■ **GOAL OF THE EXERCISE**
Start at the line holding "Output a JSON", stop at the line holding "Parse this screenshot: output", and repeat those lines exactly, both ends included; skip the pictures.

■ **PROVIDED MATERIAL**
____
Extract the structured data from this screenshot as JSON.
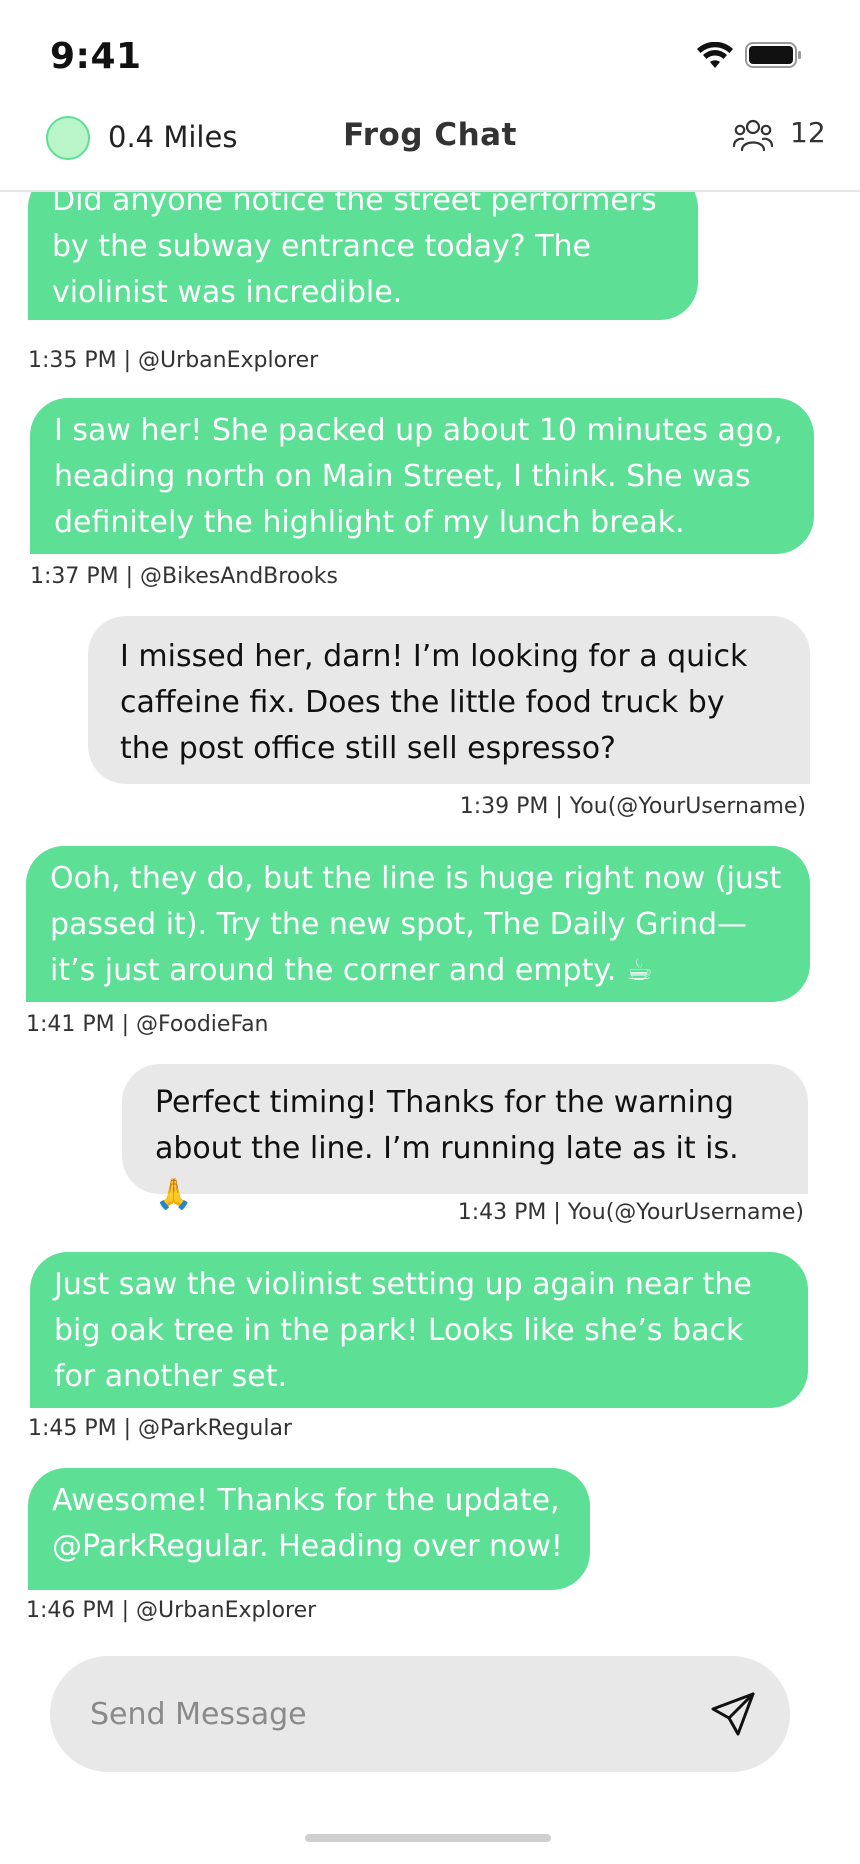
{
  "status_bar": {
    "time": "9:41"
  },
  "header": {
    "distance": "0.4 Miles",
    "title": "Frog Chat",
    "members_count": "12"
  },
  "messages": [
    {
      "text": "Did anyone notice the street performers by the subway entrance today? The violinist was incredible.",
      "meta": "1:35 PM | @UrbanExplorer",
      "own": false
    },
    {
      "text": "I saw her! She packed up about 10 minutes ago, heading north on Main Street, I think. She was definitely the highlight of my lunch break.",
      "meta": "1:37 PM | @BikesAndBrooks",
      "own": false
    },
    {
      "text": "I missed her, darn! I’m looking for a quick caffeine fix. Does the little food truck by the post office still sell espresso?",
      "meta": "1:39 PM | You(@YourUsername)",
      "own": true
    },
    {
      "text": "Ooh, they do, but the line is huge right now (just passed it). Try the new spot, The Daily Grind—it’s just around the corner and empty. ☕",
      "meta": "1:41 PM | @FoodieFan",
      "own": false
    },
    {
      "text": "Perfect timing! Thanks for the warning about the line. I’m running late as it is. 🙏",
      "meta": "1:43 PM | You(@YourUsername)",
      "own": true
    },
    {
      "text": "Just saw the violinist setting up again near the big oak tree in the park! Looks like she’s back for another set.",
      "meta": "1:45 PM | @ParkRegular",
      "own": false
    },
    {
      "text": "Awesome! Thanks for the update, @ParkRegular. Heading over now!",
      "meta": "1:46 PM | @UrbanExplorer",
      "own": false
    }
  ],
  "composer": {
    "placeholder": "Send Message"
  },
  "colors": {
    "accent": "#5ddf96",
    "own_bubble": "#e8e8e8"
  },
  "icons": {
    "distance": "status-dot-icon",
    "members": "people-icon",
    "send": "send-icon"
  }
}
____
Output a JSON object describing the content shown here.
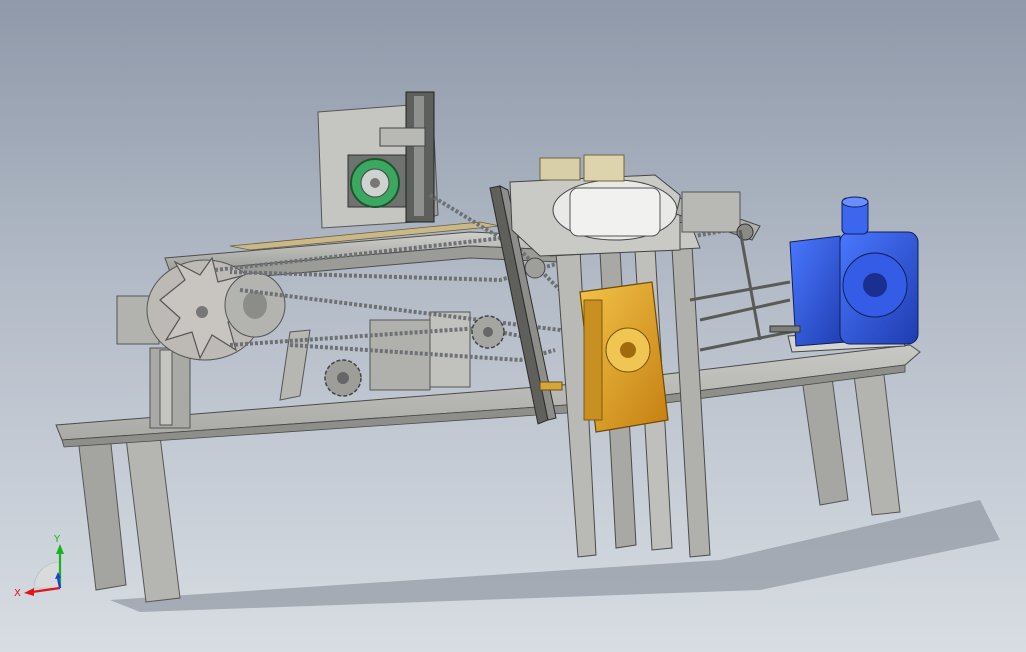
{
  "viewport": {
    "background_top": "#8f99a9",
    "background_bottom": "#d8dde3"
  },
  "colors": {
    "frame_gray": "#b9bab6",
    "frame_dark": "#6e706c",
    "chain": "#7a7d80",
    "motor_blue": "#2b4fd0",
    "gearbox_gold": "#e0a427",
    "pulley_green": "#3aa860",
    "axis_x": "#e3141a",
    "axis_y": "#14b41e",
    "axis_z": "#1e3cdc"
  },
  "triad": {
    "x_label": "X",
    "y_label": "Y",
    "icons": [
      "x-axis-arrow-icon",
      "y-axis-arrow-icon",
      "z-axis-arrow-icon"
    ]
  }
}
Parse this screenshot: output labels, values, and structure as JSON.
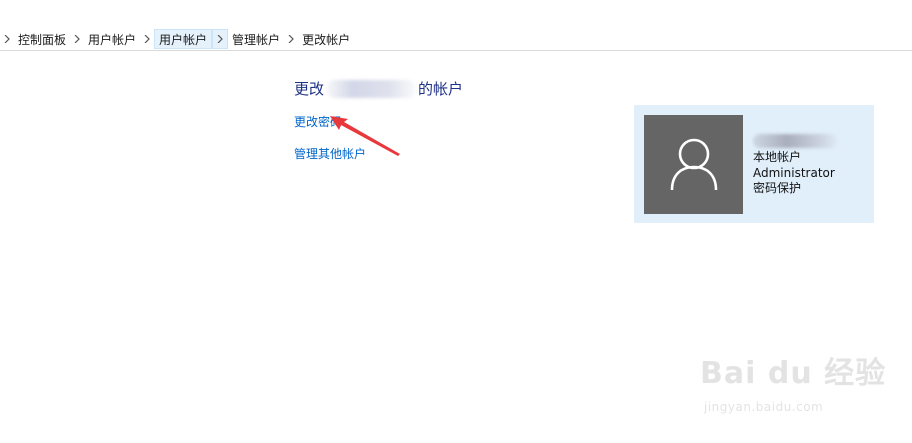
____
■ **THE SOLUTION**
Output a JSON object describing the content shown here.
{
  "viewport": {
    "background_top": "#8f99a9",
    "background_bottom": "#d8dde3"
  },
  "colors": {
    "frame_gray": "#b9bab6",
    "frame_dark": "#6e706c",
    "chain": "#7a7d80",
    "motor_blue": "#2b4fd0",
    "gearbox_gold": "#e0a427",
    "pulley_green": "#3aa860",
    "axis_x": "#e3141a",
    "axis_y": "#14b41e",
    "axis_z": "#1e3cdc"
  },
  "triad": {
    "x_label": "X",
    "y_label": "Y",
    "icons": [
      "x-axis-arrow-icon",
      "y-axis-arrow-icon",
      "z-axis-arrow-icon"
    ]
  }
}
Parse this screenshot: output labels, values, and structure as JSON.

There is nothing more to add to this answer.